--- start Data provided ---

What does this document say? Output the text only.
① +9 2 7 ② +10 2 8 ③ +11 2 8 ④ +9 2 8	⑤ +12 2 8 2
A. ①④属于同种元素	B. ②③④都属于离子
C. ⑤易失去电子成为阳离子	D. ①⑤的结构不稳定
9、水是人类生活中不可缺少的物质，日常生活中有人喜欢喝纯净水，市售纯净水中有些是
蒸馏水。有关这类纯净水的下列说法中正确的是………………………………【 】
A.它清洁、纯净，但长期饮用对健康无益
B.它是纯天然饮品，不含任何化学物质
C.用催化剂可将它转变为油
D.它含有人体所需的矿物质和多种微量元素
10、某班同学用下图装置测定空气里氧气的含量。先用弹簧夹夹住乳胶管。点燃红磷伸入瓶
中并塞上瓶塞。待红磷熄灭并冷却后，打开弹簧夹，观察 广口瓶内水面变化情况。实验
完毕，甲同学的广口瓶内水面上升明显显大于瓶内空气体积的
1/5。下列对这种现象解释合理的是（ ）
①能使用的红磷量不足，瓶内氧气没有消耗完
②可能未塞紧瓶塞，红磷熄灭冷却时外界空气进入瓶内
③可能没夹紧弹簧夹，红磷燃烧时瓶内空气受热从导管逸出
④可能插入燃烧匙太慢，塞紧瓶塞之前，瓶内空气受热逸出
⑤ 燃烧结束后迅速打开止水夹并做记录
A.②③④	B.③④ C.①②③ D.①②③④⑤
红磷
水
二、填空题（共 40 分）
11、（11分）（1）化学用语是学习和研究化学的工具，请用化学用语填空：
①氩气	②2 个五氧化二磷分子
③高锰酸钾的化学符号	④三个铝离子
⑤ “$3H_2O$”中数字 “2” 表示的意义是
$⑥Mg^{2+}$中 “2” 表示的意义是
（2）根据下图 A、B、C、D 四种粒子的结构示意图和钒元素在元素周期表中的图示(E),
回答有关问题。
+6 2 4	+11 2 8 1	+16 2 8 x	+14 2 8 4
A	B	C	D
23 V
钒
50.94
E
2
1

--- end Data provided ---

# Stated exercise:
Each record should come back exactly as written.

# Answer to this exercise:
What does this document say? Output the text only.
① +9 2 7 ② +10 2 8 ③ +11 2 8 ④ +9 2 8	⑤ +12 2 8 2
A. ①④属于同种元素	B. ②③④都属于离子
C. ⑤易失去电子成为阳离子	D. ①⑤的结构不稳定
9、水是人类生活中不可缺少的物质，日常生活中有人喜欢喝纯净水，市售纯净水中有些是
蒸馏水。有关这类纯净水的下列说法中正确的是………………………………【 】
A.它清洁、纯净，但长期饮用对健康无益
B.它是纯天然饮品，不含任何化学物质
C.用催化剂可将它转变为油
D.它含有人体所需的矿物质和多种微量元素
10、某班同学用下图装置测定空气里氧气的含量。先用弹簧夹夹住乳胶管。点燃红磷伸入瓶
中并塞上瓶塞。待红磷熄灭并冷却后，打开弹簧夹，观察 广口瓶内水面变化情况。实验
完毕，甲同学的广口瓶内水面上升明显显大于瓶内空气体积的
1/5。下列对这种现象解释合理的是（ ）
①能使用的红磷量不足，瓶内氧气没有消耗完
②可能未塞紧瓶塞，红磷熄灭冷却时外界空气进入瓶内
③可能没夹紧弹簧夹，红磷燃烧时瓶内空气受热从导管逸出
④可能插入燃烧匙太慢，塞紧瓶塞之前，瓶内空气受热逸出
⑤ 燃烧结束后迅速打开止水夹并做记录
A.②③④	B.③④ C.①②③ D.①②③④⑤
红磷
水
二、填空题（共 40 分）
11、（11分）（1）化学用语是学习和研究化学的工具，请用化学用语填空：
①氩气	②2 个五氧化二磷分子
③高锰酸钾的化学符号	④三个铝离子
⑤ “$3H_2O$”中数字 “2” 表示的意义是
$⑥Mg^{2+}$中 “2” 表示的意义是
（2）根据下图 A、B、C、D 四种粒子的结构示意图和钒元素在元素周期表中的图示(E),
回答有关问题。
+6 2 4	+11 2 8 1	+16 2 8 x	+14 2 8 4
A	B	C	D
23 V
钒
50.94
E
2
1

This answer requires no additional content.